Supplied information –

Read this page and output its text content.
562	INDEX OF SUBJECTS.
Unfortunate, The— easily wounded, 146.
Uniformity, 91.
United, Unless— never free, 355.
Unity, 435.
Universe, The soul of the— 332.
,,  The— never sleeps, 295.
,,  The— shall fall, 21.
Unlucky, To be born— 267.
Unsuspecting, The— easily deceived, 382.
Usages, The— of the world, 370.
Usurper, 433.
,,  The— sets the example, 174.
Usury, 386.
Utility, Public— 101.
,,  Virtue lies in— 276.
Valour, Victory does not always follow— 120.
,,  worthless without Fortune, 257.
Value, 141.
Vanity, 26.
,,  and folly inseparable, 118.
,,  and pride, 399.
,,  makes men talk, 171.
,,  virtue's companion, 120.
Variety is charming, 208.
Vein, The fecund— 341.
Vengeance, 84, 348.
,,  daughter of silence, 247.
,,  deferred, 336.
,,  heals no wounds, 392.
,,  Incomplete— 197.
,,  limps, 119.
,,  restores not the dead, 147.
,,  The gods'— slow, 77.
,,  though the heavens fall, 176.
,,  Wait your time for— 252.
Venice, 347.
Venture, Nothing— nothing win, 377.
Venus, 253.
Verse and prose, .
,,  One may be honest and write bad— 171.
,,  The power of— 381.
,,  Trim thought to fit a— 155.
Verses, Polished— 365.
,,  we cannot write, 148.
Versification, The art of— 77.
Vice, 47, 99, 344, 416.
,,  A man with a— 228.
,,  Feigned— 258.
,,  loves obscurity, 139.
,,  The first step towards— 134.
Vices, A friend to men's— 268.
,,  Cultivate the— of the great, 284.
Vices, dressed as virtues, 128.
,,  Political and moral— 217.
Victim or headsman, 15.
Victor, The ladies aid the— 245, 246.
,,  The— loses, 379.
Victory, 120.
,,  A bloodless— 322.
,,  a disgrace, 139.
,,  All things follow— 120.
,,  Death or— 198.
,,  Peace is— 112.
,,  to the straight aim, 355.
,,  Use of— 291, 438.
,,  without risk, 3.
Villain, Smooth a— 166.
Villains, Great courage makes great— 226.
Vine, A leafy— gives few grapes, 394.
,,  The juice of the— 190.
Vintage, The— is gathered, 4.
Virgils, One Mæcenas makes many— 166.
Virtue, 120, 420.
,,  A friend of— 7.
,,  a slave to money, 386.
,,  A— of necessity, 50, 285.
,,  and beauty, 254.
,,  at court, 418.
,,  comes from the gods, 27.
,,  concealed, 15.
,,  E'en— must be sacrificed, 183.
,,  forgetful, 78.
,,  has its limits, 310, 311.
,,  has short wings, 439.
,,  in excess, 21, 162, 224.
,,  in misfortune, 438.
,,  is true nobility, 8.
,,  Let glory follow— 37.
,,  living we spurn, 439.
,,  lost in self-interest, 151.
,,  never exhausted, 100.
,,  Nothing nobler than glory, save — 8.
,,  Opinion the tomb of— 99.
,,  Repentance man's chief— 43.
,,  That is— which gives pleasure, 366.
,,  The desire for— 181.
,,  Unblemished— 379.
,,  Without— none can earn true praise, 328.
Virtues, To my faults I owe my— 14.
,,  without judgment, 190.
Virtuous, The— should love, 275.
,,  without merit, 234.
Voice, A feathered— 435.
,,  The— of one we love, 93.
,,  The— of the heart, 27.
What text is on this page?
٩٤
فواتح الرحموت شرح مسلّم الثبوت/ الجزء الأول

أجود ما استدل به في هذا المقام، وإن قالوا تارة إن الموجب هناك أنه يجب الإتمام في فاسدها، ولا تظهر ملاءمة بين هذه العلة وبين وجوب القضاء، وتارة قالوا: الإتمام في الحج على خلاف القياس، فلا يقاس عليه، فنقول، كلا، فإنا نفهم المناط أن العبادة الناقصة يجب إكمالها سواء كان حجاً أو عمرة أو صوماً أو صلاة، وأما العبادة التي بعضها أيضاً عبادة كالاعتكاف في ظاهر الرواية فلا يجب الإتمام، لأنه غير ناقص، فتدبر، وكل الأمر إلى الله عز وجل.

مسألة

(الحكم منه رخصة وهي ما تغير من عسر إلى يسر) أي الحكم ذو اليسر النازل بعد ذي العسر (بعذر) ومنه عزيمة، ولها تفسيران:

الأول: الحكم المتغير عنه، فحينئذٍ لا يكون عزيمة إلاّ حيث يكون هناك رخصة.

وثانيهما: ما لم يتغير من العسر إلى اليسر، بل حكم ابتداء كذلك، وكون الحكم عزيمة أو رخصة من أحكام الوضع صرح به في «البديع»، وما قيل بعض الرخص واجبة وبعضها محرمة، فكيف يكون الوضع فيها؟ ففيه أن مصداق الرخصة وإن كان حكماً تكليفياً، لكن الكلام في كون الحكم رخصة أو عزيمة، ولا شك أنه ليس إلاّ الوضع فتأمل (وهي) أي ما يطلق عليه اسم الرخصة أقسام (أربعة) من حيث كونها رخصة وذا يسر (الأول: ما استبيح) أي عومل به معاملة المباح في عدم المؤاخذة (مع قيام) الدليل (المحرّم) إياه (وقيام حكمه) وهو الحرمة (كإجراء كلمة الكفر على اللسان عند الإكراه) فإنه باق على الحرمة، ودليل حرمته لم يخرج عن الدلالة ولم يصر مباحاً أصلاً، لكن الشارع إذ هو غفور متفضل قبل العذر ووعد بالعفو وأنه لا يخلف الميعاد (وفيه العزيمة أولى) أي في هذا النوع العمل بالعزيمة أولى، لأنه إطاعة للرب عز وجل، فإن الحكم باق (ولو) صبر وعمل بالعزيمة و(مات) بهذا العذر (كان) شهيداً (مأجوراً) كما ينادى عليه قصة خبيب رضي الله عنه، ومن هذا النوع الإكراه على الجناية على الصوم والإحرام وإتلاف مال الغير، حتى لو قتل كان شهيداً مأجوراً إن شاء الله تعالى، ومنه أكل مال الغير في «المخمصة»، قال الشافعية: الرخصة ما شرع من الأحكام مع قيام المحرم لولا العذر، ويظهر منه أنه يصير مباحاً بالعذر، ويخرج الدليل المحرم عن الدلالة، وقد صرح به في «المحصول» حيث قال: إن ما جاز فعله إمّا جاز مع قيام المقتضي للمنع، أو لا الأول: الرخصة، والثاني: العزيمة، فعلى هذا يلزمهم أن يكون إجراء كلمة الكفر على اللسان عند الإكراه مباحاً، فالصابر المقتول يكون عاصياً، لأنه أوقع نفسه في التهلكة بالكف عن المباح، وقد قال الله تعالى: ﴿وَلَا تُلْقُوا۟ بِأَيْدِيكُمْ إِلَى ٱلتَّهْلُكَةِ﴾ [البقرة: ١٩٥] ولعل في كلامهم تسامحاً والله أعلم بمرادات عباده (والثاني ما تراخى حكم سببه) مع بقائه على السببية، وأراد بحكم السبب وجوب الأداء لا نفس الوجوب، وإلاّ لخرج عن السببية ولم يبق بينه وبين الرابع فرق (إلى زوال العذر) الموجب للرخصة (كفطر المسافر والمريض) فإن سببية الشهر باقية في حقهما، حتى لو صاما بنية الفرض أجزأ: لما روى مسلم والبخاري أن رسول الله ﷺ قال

Task brief –
All of the data must be returned exactly.

Result of the task –
Read this page and output its text content.
562	INDEX OF SUBJECTS.
Unfortunate, The— easily wounded, 146.
Uniformity, 91.
United, Unless— never free, 355.
Unity, 435.
Universe, The soul of the— 332.
,,  The— never sleeps, 295.
,,  The— shall fall, 21.
Unlucky, To be born— 267.
Unsuspecting, The— easily deceived, 382.
Usages, The— of the world, 370.
Usurper, 433.
,,  The— sets the example, 174.
Usury, 386.
Utility, Public— 101.
,,  Virtue lies in— 276.
Valour, Victory does not always follow— 120.
,,  worthless without Fortune, 257.
Value, 141.
Vanity, 26.
,,  and folly inseparable, 118.
,,  and pride, 399.
,,  makes men talk, 171.
,,  virtue's companion, 120.
Variety is charming, 208.
Vein, The fecund— 341.
Vengeance, 84, 348.
,,  daughter of silence, 247.
,,  deferred, 336.
,,  heals no wounds, 392.
,,  Incomplete— 197.
,,  limps, 119.
,,  restores not the dead, 147.
,,  The gods'— slow, 77.
,,  though the heavens fall, 176.
,,  Wait your time for— 252.
Venice, 347.
Venture, Nothing— nothing win, 377.
Venus, 253.
Verse and prose, .
,,  One may be honest and write bad— 171.
,,  The power of— 381.
,,  Trim thought to fit a— 155.
Verses, Polished— 365.
,,  we cannot write, 148.
Versification, The art of— 77.
Vice, 47, 99, 344, 416.
,,  A man with a— 228.
,,  Feigned— 258.
,,  loves obscurity, 139.
,,  The first step towards— 134.
Vices, A friend to men's— 268.
,,  Cultivate the— of the great, 284.
Vices, dressed as virtues, 128.
,,  Political and moral— 217.
Victim or headsman, 15.
Victor, The ladies aid the— 245, 246.
,,  The— loses, 379.
Victory, 120.
,,  A bloodless— 322.
,,  a disgrace, 139.
,,  All things follow— 120.
,,  Death or— 198.
,,  Peace is— 112.
,,  to the straight aim, 355.
,,  Use of— 291, 438.
,,  without risk, 3.
Villain, Smooth a— 166.
Villains, Great courage makes great— 226.
Vine, A leafy— gives few grapes, 394.
,,  The juice of the— 190.
Vintage, The— is gathered, 4.
Virgils, One Mæcenas makes many— 166.
Virtue, 120, 420.
,,  A friend of— 7.
,,  a slave to money, 386.
,,  A— of necessity, 50, 285.
,,  and beauty, 254.
,,  at court, 418.
,,  comes from the gods, 27.
,,  concealed, 15.
,,  E'en— must be sacrificed, 183.
,,  forgetful, 78.
,,  has its limits, 310, 311.
,,  has short wings, 439.
,,  in excess, 21, 162, 224.
,,  in misfortune, 438.
,,  is true nobility, 8.
,,  Let glory follow— 37.
,,  living we spurn, 439.
,,  lost in self-interest, 151.
,,  never exhausted, 100.
,,  Nothing nobler than glory, save — 8.
,,  Opinion the tomb of— 99.
,,  Repentance man's chief— 43.
,,  That is— which gives pleasure, 366.
,,  The desire for— 181.
,,  Unblemished— 379.
,,  Without— none can earn true praise, 328.
Virtues, To my faults I owe my— 14.
,,  without judgment, 190.
Virtuous, The— should love, 275.
,,  without merit, 234.
Voice, A feathered— 435.
,,  The— of one we love, 93.
,,  The— of the heart, 27.
What text is on this page?
٩٤
فواتح الرحموت شرح مسلّم الثبوت/ الجزء الأول

أجود ما استدل به في هذا المقام، وإن قالوا تارة إن الموجب هناك أنه يجب الإتمام في فاسدها، ولا تظهر ملاءمة بين هذه العلة وبين وجوب القضاء، وتارة قالوا: الإتمام في الحج على خلاف القياس، فلا يقاس عليه، فنقول، كلا، فإنا نفهم المناط أن العبادة الناقصة يجب إكمالها سواء كان حجاً أو عمرة أو صوماً أو صلاة، وأما العبادة التي بعضها أيضاً عبادة كالاعتكاف في ظاهر الرواية فلا يجب الإتمام، لأنه غير ناقص، فتدبر، وكل الأمر إلى الله عز وجل.

مسألة

(الحكم منه رخصة وهي ما تغير من عسر إلى يسر) أي الحكم ذو اليسر النازل بعد ذي العسر (بعذر) ومنه عزيمة، ولها تفسيران:

الأول: الحكم المتغير عنه، فحينئذٍ لا يكون عزيمة إلاّ حيث يكون هناك رخصة.

وثانيهما: ما لم يتغير من العسر إلى اليسر، بل حكم ابتداء كذلك، وكون الحكم عزيمة أو رخصة من أحكام الوضع صرح به في «البديع»، وما قيل بعض الرخص واجبة وبعضها محرمة، فكيف يكون الوضع فيها؟ ففيه أن مصداق الرخصة وإن كان حكماً تكليفياً، لكن الكلام في كون الحكم رخصة أو عزيمة، ولا شك أنه ليس إلاّ الوضع فتأمل (وهي) أي ما يطلق عليه اسم الرخصة أقسام (أربعة) من حيث كونها رخصة وذا يسر (الأول: ما استبيح) أي عومل به معاملة المباح في عدم المؤاخذة (مع قيام) الدليل (المحرّم) إياه (وقيام حكمه) وهو الحرمة (كإجراء كلمة الكفر على اللسان عند الإكراه) فإنه باق على الحرمة، ودليل حرمته لم يخرج عن الدلالة ولم يصر مباحاً أصلاً، لكن الشارع إذ هو غفور متفضل قبل العذر ووعد بالعفو وأنه لا يخلف الميعاد (وفيه العزيمة أولى) أي في هذا النوع العمل بالعزيمة أولى، لأنه إطاعة للرب عز وجل، فإن الحكم باق (ولو) صبر وعمل بالعزيمة و(مات) بهذا العذر (كان) شهيداً (مأجوراً) كما ينادى عليه قصة خبيب رضي الله عنه، ومن هذا النوع الإكراه على الجناية على الصوم والإحرام وإتلاف مال الغير، حتى لو قتل كان شهيداً مأجوراً إن شاء الله تعالى، ومنه أكل مال الغير في «المخمصة»، قال الشافعية: الرخصة ما شرع من الأحكام مع قيام المحرم لولا العذر، ويظهر منه أنه يصير مباحاً بالعذر، ويخرج الدليل المحرم عن الدلالة، وقد صرح به في «المحصول» حيث قال: إن ما جاز فعله إمّا جاز مع قيام المقتضي للمنع، أو لا الأول: الرخصة، والثاني: العزيمة، فعلى هذا يلزمهم أن يكون إجراء كلمة الكفر على اللسان عند الإكراه مباحاً، فالصابر المقتول يكون عاصياً، لأنه أوقع نفسه في التهلكة بالكف عن المباح، وقد قال الله تعالى: ﴿وَلَا تُلْقُوا۟ بِأَيْدِيكُمْ إِلَى ٱلتَّهْلُكَةِ﴾ [البقرة: ١٩٥] ولعل في كلامهم تسامحاً والله أعلم بمرادات عباده (والثاني ما تراخى حكم سببه) مع بقائه على السببية، وأراد بحكم السبب وجوب الأداء لا نفس الوجوب، وإلاّ لخرج عن السببية ولم يبق بينه وبين الرابع فرق (إلى زوال العذر) الموجب للرخصة (كفطر المسافر والمريض) فإن سببية الشهر باقية في حقهما، حتى لو صاما بنية الفرض أجزأ: لما روى مسلم والبخاري أن رسول الله ﷺ قال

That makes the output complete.